(Recorded data)
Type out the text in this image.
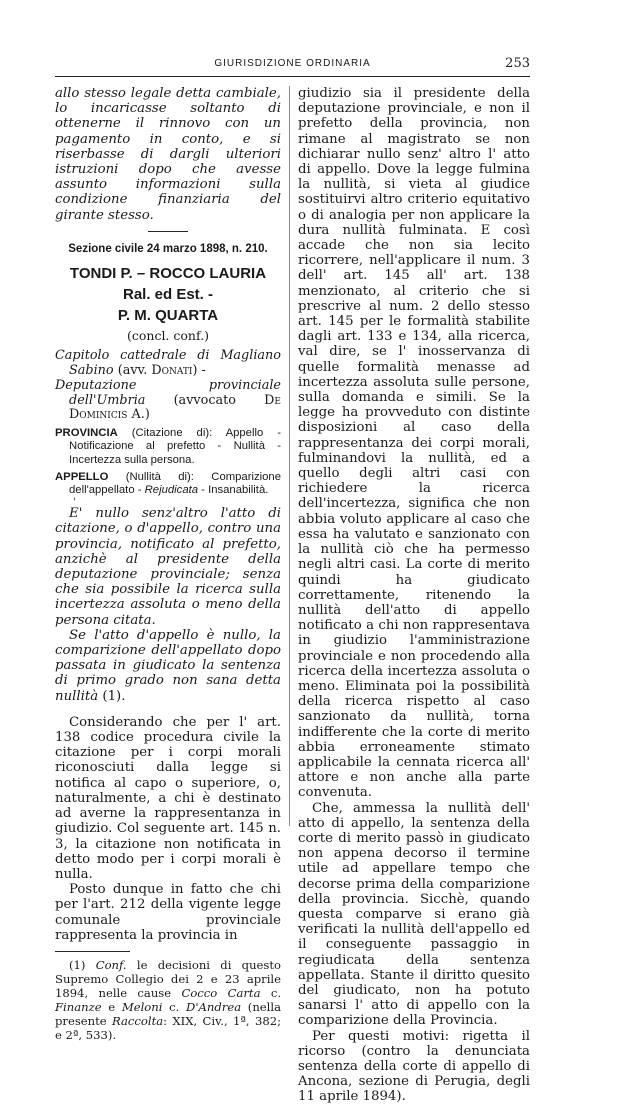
GIURISDIZIONE ORDINARIA	253

allo stesso legale detta cambiale, lo incaricasse soltanto di ottenerne il rinnovo con un pagamento in conto, e si riserbasse di dargli ulteriori istruzioni dopo che avesse assunto informazioni sulla condizione finanziaria del girante stesso.

Sezione civile 24 marzo 1898, n. 210.
TONDI P. – ROCCO LAURIA Ral. ed Est. -
P. M. QUARTA
(concl. conf.)

Capitolo cattedrale di Magliano Sabino (avv. Donati) -

Deputazione provinciale dell'Umbria (avvocato De Dominicis A.)

PROVINCIA (Citazione di): Appello - Notificazione al prefetto - Nullità - Incertezza sulla persona.

APPELLO (Nullità di): Comparizione dell'appellato - Rejudicata - Insanabilità.

'

E' nullo senz'altro l'atto di citazione, o d'appello, contro una provincia, notificato al prefetto, anzichè al presidente della deputazione provinciale; senza che sia possibile la ricerca sulla incertezza assoluta o meno della persona citata.

Se l'atto d'appello è nullo, la comparizione dell'appellato dopo passata in giudicato la sentenza di primo grado non sana detta nullità (1).

Considerando che per l' art. 138 codice procedura civile la citazione per i corpi morali riconosciuti dalla legge si notifica al capo o superiore, o, naturalmente, a chi è destinato ad averne la rappresentanza in giudizio. Col seguente art. 145 n. 3, la citazione non notificata in detto modo per i corpi morali è nulla.

Posto dunque in fatto che chi per l'art. 212 della vigente legge comunale provinciale rappresenta la provincia in

(1) Conf. le decisioni di questo Supremo Collegio dei 2 e 23 aprile 1894, nelle cause Cocco Carta c. Finanze e Meloni c. D'Andrea (nella presente Raccolta: XIX, Civ., 1ª, 382; e 2ª, 533).

giudizio sia il presidente della deputazione provinciale, e non il prefetto della provincia, non rimane al magistrato se non dichiarar nullo senz' altro l' atto di appello. Dove la legge fulmina la nullità, si vieta al giudice sostituirvi altro criterio equitativo o di analogia per non applicare la dura nullità fulminata. E così accade che non sia lecito ricorrere, nell'applicare il num. 3 dell' art. 145 all' art. 138 menzionato, al criterio che si prescrive al num. 2 dello stesso art. 145 per le formalità stabilite dagli art. 133 e 134, alla ricerca, val dire, se l' inosservanza di quelle formalità menasse ad incertezza assoluta sulle persone, sulla domanda e simili. Se la legge ha provveduto con distinte disposizioni al caso della rappresentanza dei corpi morali, fulminandovi la nullità, ed a quello degli altri casi con richiedere la ricerca dell'incertezza, significa che non abbia voluto applicare al caso che essa ha valutato e sanzionato con la nullità ciò che ha permesso negli altri casi. La corte di merito quindi ha giudicato correttamente, ritenendo la nullità dell'atto di appello notificato a chi non rappresentava in giudizio l'amministrazione provinciale e non procedendo alla ricerca della incertezza assoluta o meno. Eliminata poi la possibilità della ricerca rispetto al caso sanzionato da nullità, torna indifferente che la corte di merito abbia erroneamente stimato applicabile la cennata ricerca all' attore e non anche alla parte convenuta.

Che, ammessa la nullità dell' atto di appello, la sentenza della corte di merito passò in giudicato non appena decorso il termine utile ad appellare tempo che decorse prima della comparizione della provincia. Sicchè, quando questa comparve si erano già verificati la nullità dell'appello ed il conseguente passaggio in regiudicata della sentenza appellata. Stante il diritto quesito del giudicato, non ha potuto sanarsi l' atto di appello con la comparizione della Provincia.

Per questi motivi: rigetta il ricorso (contro la denunciata sentenza della corte di appello di Ancona, sezione di Perugia, degli 11 aprile 1894).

# Written problem
Collect each line containing the string "contro".

# Solution to this exercise
E' nullo senz'altro l'atto di citazione, o d'appello, contro una provincia, notificato al prefetto, anzichè al presidente della deputazione provinciale; senza che sia possibile la ricerca sulla incertezza assoluta o meno della persona citata.
Per questi motivi: rigetta il ricorso (contro la denunciata sentenza della corte di appello di Ancona, sezione di Perugia, degli 11 aprile 1894).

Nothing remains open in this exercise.